## Start
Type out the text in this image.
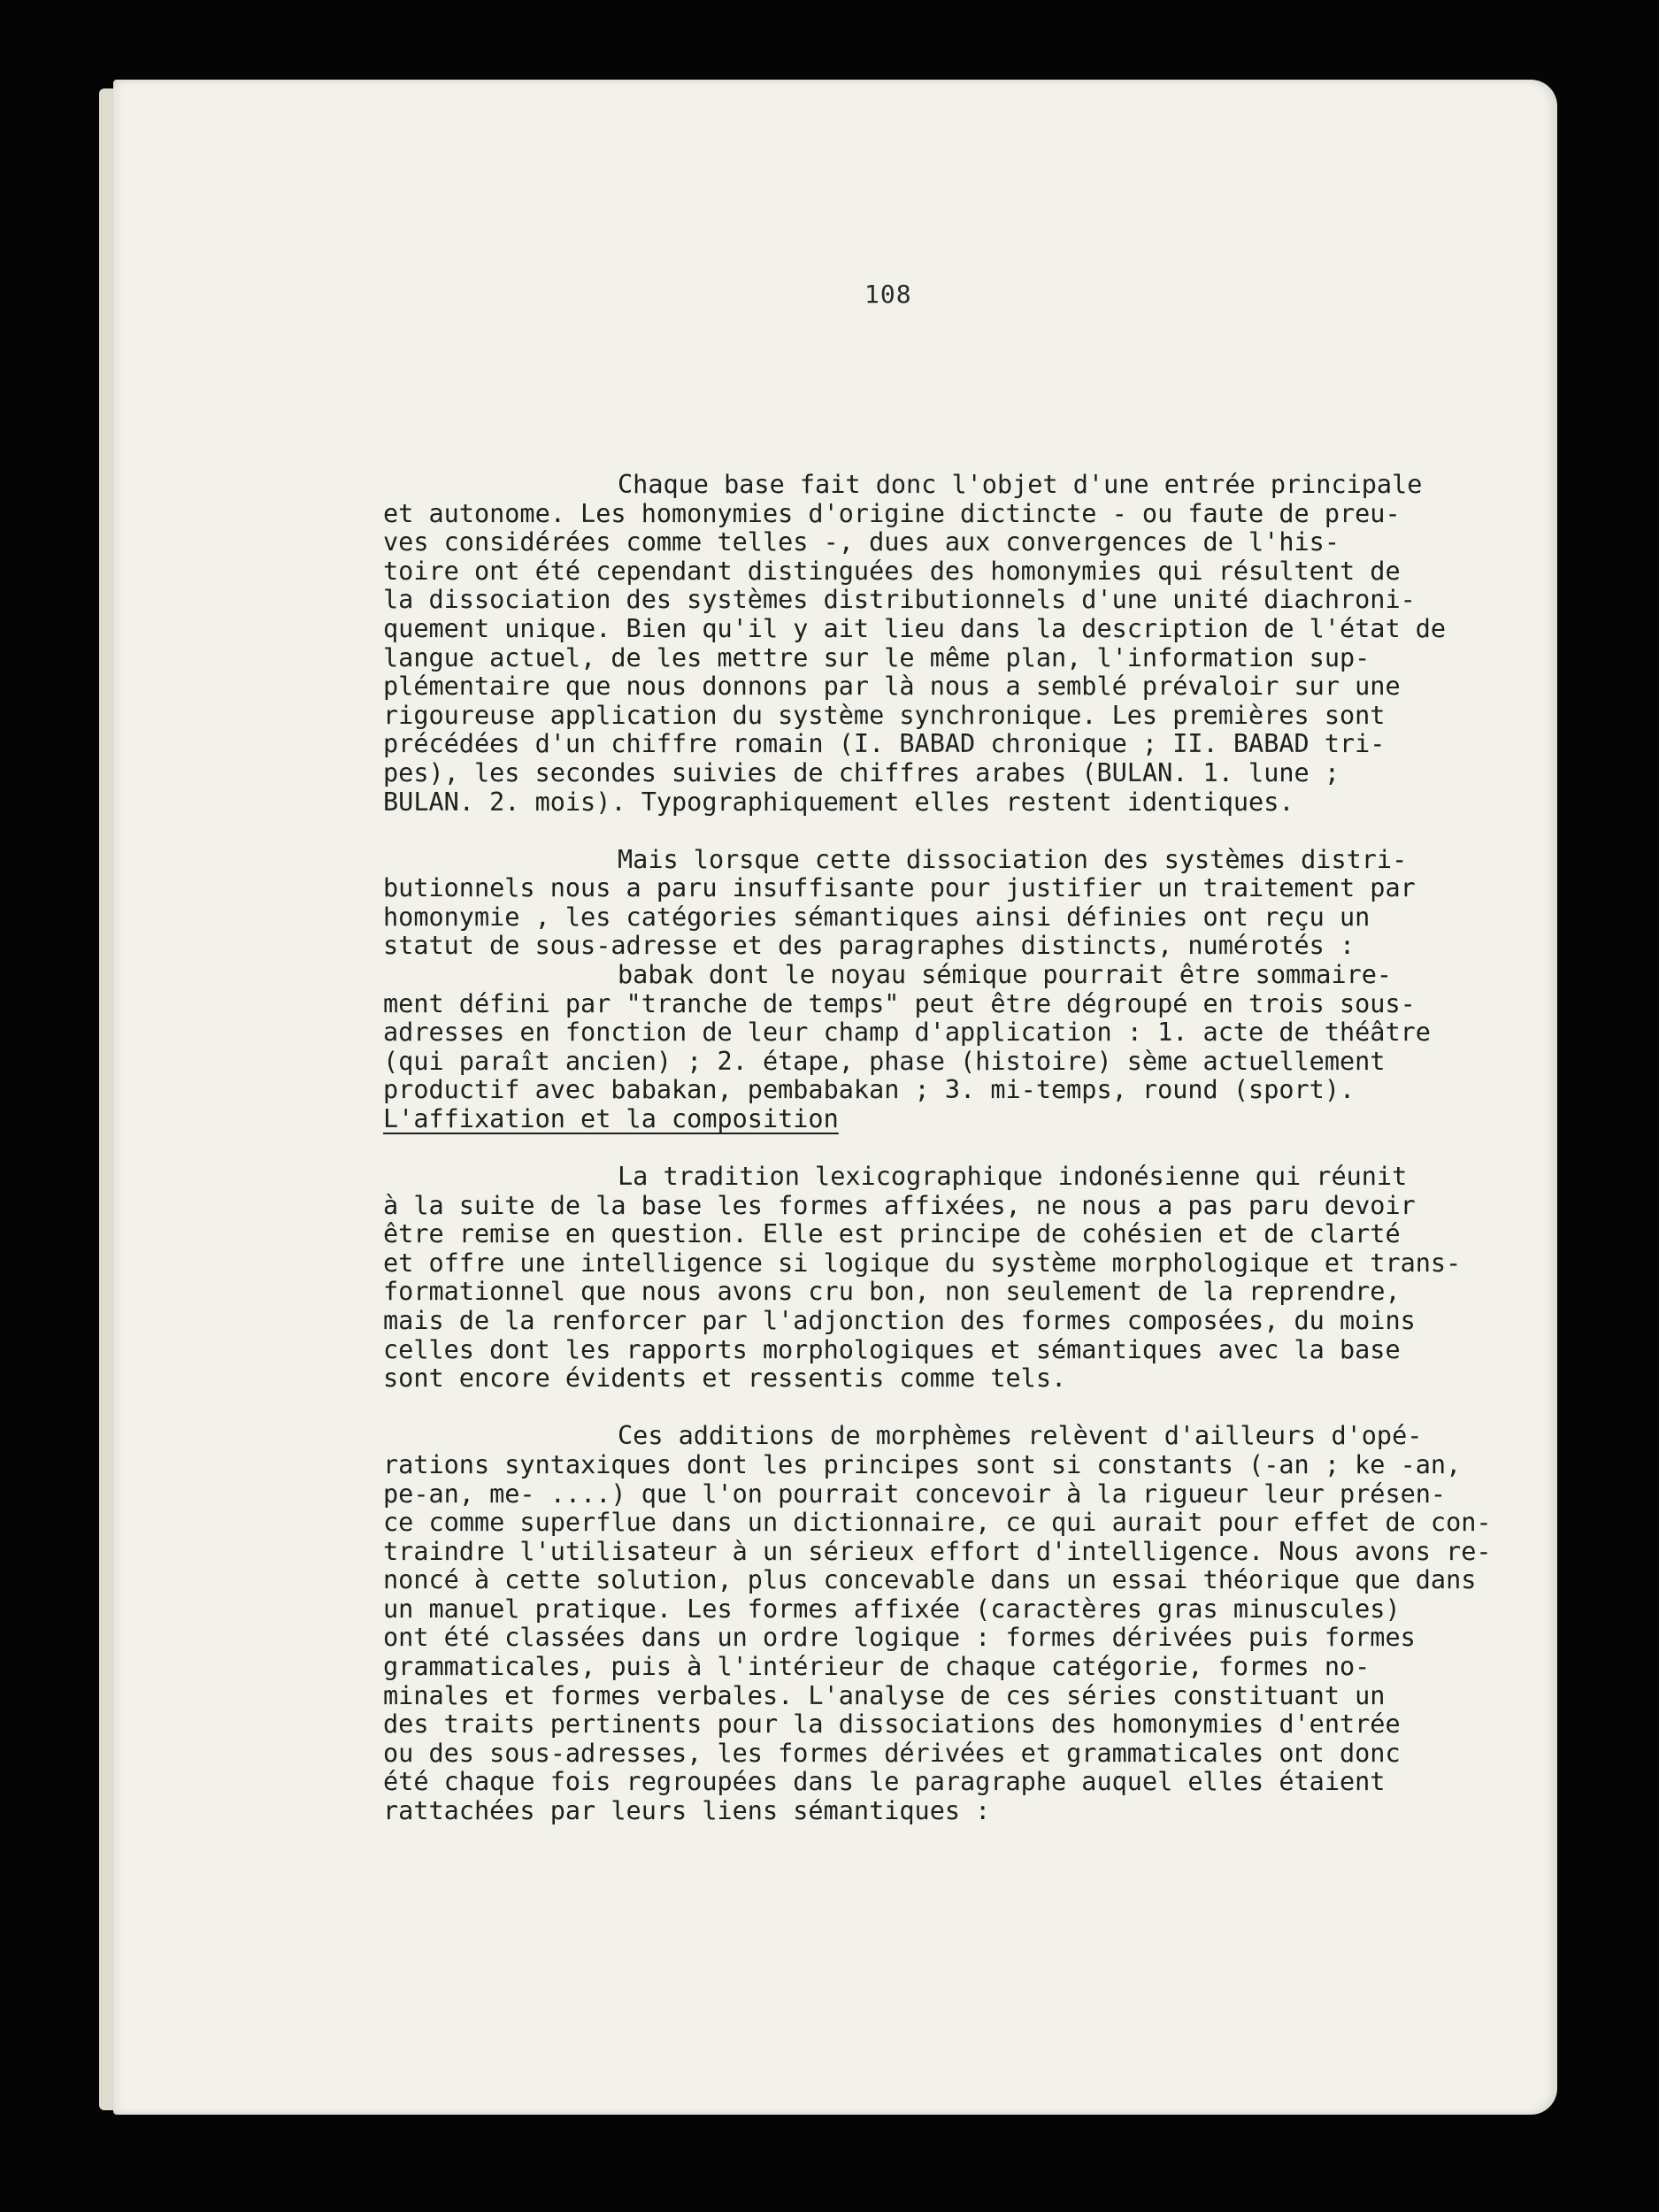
108

Chaque base fait donc l'objet d'une entrée principale
et autonome. Les homonymies d'origine dictincte - ou faute de preu-
ves considérées comme telles -, dues aux convergences de l'his-
toire ont été cependant distinguées des homonymies qui résultent de
la dissociation des systèmes distributionnels d'une unité diachroni-
quement unique. Bien qu'il y ait lieu dans la description de l'état de
langue actuel, de les mettre sur le même plan, l'information sup-
plémentaire que nous donnons par là nous a semblé prévaloir sur une
rigoureuse application du système synchronique. Les premières sont
précédées d'un chiffre romain (I. BABAD chronique ; II. BABAD tri-
pes), les secondes suivies de chiffres arabes (BULAN. 1. lune ;
BULAN. 2. mois). Typographiquement elles restent identiques.

Mais lorsque cette dissociation des systèmes distri-
butionnels nous a paru insuffisante pour justifier un traitement par
homonymie , les catégories sémantiques ainsi définies ont reçu un
statut de sous-adresse et des paragraphes distincts, numérotés :
babak dont le noyau sémique pourrait être sommaire-
ment défini par "tranche de temps" peut être dégroupé en trois sous-
adresses en fonction de leur champ d'application : 1. acte de théâtre
(qui paraît ancien) ; 2. étape, phase (histoire) sème actuellement
productif avec babakan, pembabakan ; 3. mi-temps, round (sport).

L'affixation et la composition

La tradition lexicographique indonésienne qui réunit
à la suite de la base les formes affixées, ne nous a pas paru devoir
être remise en question. Elle est principe de cohésien et de clarté
et offre une intelligence si logique du système morphologique et trans-
formationnel que nous avons cru bon, non seulement de la reprendre,
mais de la renforcer par l'adjonction des formes composées, du moins
celles dont les rapports morphologiques et sémantiques avec la base
sont encore évidents et ressentis comme tels.

Ces additions de morphèmes relèvent d'ailleurs d'opé-
rations syntaxiques dont les principes sont si constants (-an ; ke -an,
pe-an, me- ....) que l'on pourrait concevoir à la rigueur leur présen-
ce comme superflue dans un dictionnaire, ce qui aurait pour effet de con-
traindre l'utilisateur à un sérieux effort d'intelligence. Nous avons re-
noncé à cette solution, plus concevable dans un essai théorique que dans
un manuel pratique. Les formes affixée (caractères gras minuscules)
ont été classées dans un ordre logique : formes dérivées puis formes
grammaticales, puis à l'intérieur de chaque catégorie, formes no-
minales et formes verbales. L'analyse de ces séries constituant un
des traits pertinents pour la dissociations des homonymies d'entrée
ou des sous-adresses, les formes dérivées et grammaticales ont donc
été chaque fois regroupées dans le paragraphe auquel elles étaient
rattachées par leurs liens sémantiques :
## End
- [Instructions to follow]
Lines from the records above that hold "grammaticales" are the ones to list.

- [The reply]
grammaticales, puis à l'intérieur de chaque catégorie, formes no-
ou des sous-adresses, les formes dérivées et grammaticales ont donc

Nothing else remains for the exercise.